--- START ---

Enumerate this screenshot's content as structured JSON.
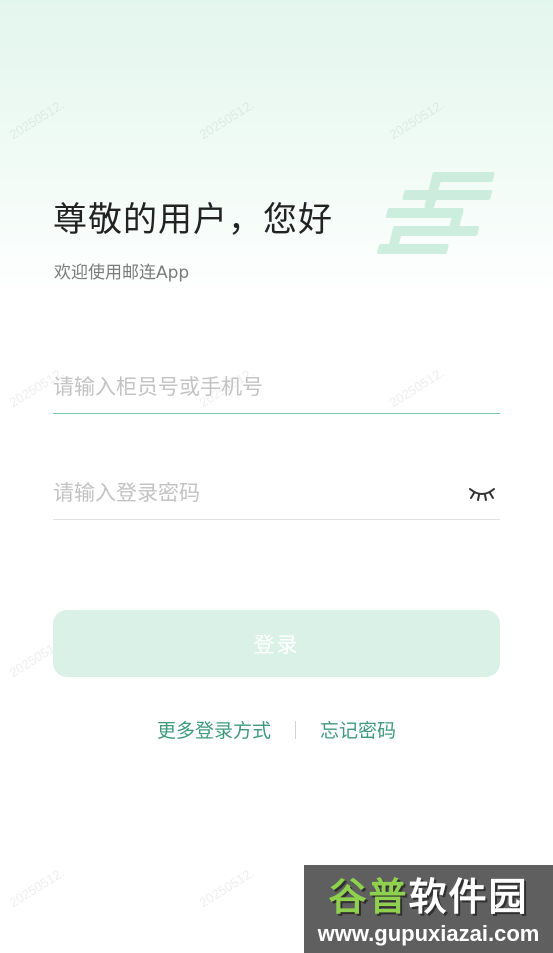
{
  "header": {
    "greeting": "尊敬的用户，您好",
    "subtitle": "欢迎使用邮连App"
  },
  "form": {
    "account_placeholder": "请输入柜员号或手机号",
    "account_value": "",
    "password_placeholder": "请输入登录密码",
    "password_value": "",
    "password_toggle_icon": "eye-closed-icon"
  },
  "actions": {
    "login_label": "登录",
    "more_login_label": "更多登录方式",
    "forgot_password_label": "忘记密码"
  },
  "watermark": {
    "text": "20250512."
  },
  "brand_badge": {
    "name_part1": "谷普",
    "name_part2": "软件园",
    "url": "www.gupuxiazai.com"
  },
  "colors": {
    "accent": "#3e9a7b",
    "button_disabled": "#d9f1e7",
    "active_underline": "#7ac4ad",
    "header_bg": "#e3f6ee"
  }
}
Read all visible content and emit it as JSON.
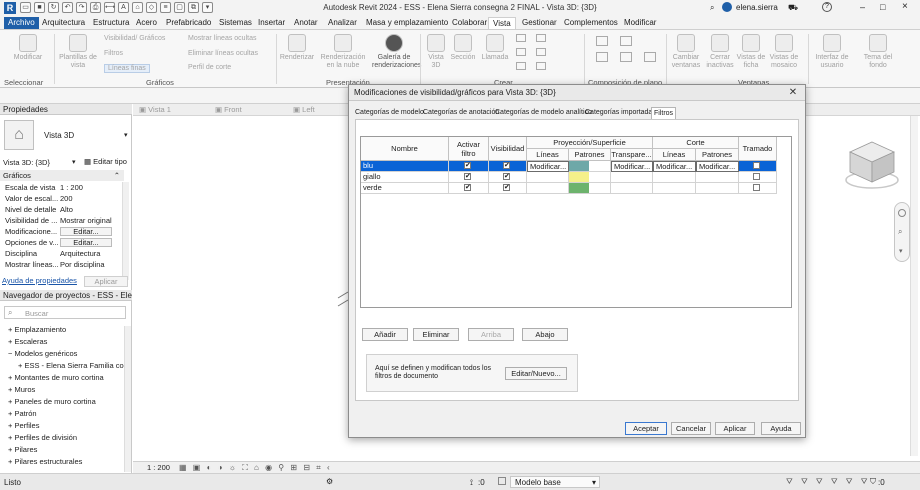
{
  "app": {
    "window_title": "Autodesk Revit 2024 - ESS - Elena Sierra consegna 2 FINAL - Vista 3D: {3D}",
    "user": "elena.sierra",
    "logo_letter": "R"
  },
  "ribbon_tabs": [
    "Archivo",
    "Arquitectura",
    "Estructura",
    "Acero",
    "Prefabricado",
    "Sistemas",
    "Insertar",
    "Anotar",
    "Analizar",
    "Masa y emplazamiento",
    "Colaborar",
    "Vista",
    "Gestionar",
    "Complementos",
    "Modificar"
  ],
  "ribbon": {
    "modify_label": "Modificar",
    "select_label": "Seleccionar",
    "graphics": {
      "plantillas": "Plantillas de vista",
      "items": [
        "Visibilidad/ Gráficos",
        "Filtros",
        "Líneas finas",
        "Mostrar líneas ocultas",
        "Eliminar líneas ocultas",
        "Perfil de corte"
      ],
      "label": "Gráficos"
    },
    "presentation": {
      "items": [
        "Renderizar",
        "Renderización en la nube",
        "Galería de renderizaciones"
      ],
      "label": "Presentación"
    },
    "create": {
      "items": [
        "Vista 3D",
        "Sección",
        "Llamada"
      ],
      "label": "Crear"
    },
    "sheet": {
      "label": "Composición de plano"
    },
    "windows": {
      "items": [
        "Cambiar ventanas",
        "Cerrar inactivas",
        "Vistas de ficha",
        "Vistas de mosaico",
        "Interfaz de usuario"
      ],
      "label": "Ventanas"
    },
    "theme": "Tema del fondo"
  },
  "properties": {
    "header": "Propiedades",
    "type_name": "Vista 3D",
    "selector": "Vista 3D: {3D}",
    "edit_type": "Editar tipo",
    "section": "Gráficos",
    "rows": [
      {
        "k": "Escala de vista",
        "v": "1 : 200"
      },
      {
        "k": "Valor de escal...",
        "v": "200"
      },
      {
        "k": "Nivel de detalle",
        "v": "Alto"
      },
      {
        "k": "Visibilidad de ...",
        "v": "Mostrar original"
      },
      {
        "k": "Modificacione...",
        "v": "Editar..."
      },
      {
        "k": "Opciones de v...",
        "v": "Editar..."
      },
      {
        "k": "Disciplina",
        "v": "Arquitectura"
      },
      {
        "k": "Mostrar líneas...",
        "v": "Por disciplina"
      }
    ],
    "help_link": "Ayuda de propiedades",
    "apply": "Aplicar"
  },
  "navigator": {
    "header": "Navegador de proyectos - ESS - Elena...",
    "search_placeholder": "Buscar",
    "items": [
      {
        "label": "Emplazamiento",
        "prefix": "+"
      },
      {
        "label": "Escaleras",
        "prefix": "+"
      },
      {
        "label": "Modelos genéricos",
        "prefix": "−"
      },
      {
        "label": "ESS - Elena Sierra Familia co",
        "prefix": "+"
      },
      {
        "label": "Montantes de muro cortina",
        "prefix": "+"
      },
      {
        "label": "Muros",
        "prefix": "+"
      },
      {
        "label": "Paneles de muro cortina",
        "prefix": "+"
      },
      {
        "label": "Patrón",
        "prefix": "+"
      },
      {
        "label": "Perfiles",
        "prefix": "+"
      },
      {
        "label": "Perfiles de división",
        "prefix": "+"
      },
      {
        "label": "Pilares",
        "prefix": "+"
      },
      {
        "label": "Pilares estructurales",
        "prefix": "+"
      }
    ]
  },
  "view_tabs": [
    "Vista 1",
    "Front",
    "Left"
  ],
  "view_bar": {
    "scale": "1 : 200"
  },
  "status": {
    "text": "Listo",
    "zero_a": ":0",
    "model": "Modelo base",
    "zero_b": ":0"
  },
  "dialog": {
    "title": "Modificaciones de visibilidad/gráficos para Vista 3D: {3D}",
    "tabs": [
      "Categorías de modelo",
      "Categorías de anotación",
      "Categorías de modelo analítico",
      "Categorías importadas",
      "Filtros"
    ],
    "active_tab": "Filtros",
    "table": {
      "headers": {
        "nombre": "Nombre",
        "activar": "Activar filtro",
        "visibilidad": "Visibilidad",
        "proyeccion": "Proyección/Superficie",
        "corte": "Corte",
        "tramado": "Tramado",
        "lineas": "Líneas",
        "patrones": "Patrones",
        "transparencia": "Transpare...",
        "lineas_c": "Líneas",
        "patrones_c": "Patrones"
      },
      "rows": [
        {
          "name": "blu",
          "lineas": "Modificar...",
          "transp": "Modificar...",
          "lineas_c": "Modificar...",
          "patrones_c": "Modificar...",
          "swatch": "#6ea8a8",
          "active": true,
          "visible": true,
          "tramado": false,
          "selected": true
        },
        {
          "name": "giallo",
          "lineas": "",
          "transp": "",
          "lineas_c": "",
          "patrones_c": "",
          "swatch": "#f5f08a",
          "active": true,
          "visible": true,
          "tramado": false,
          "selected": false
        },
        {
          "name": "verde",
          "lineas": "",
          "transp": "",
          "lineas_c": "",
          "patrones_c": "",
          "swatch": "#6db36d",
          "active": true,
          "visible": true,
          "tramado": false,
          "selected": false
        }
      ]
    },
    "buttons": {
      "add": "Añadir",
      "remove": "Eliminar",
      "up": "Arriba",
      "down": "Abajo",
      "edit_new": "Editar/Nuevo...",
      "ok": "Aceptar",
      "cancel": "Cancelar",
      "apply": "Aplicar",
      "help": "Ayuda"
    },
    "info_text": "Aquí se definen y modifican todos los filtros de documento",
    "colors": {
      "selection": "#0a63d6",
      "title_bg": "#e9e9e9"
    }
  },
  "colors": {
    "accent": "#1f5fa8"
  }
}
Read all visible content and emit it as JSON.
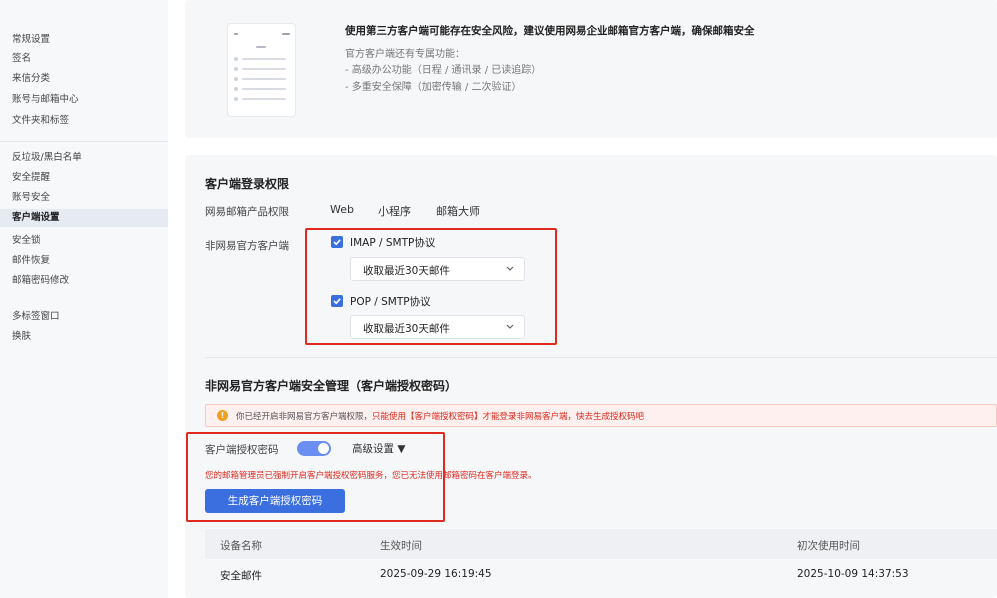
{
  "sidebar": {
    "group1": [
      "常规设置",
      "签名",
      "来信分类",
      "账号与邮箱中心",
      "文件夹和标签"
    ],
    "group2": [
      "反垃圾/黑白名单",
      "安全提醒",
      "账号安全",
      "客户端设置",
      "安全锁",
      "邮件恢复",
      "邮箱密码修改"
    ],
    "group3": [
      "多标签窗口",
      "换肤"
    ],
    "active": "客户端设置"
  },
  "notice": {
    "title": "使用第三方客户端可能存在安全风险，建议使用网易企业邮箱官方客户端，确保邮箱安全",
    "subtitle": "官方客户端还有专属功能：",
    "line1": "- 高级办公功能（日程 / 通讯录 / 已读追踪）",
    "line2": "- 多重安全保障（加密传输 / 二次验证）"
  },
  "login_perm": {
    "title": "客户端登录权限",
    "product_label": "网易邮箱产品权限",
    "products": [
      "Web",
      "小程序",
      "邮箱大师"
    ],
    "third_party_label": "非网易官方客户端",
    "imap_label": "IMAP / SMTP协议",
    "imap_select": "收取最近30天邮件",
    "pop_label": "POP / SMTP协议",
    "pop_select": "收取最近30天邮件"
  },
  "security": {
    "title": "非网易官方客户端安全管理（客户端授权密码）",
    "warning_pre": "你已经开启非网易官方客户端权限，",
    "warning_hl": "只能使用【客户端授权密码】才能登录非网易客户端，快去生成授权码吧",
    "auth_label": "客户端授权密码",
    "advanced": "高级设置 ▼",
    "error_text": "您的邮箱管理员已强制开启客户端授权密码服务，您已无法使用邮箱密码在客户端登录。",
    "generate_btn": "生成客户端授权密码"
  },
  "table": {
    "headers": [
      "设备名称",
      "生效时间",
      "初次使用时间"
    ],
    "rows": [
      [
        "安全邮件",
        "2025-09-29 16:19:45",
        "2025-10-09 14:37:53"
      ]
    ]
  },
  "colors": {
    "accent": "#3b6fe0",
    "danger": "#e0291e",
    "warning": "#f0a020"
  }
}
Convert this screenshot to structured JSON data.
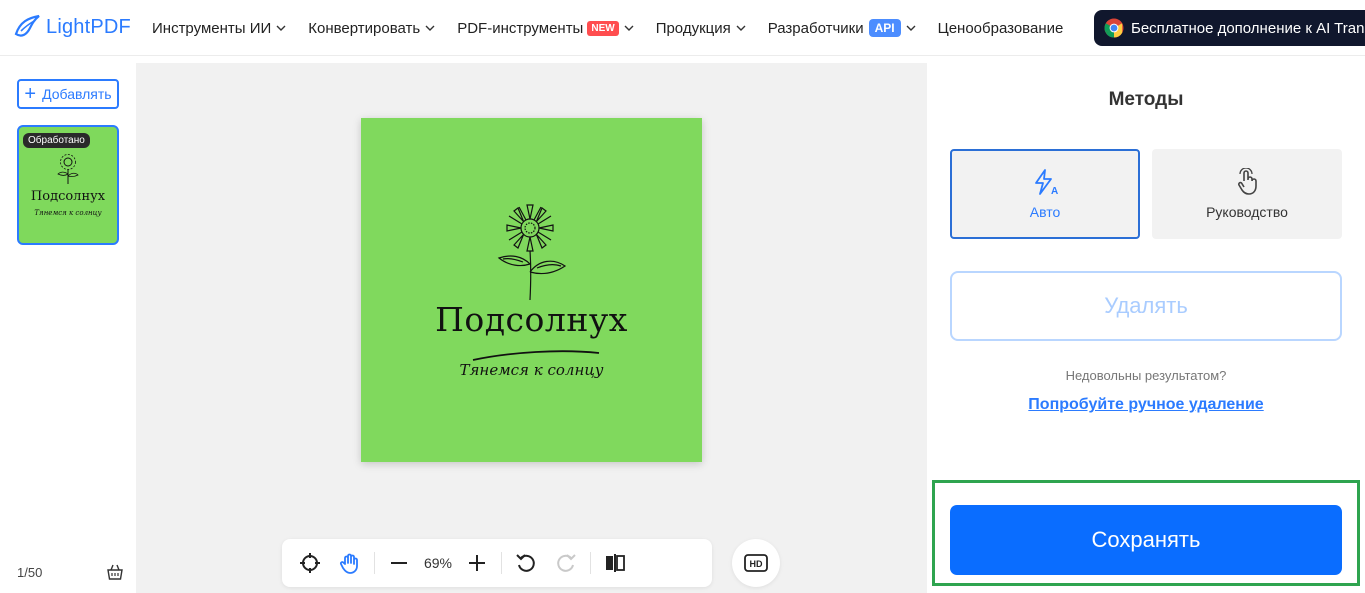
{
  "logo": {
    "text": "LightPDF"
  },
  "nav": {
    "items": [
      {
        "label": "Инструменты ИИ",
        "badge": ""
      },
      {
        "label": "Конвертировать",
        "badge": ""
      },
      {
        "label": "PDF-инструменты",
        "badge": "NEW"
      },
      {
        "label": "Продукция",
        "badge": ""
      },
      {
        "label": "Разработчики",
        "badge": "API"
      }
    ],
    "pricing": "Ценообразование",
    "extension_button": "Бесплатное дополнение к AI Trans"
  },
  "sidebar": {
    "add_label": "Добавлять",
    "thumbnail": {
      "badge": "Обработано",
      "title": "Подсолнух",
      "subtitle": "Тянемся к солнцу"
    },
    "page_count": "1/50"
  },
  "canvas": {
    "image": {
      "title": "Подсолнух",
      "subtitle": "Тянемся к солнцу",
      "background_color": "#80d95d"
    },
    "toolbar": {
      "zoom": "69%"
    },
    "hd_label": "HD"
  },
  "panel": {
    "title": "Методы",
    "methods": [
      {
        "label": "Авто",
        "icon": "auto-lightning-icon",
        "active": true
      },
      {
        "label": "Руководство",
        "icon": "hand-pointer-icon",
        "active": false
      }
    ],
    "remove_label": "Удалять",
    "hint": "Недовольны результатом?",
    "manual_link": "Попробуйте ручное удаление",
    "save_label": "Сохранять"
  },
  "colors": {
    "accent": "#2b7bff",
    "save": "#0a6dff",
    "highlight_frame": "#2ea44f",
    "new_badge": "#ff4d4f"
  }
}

--- END ---

--- Task objective ---
Return each line of the data that contains the string "Pilares".

--- Written response ---
        "label": "Pilares",
        "label": "Pilares estructurales",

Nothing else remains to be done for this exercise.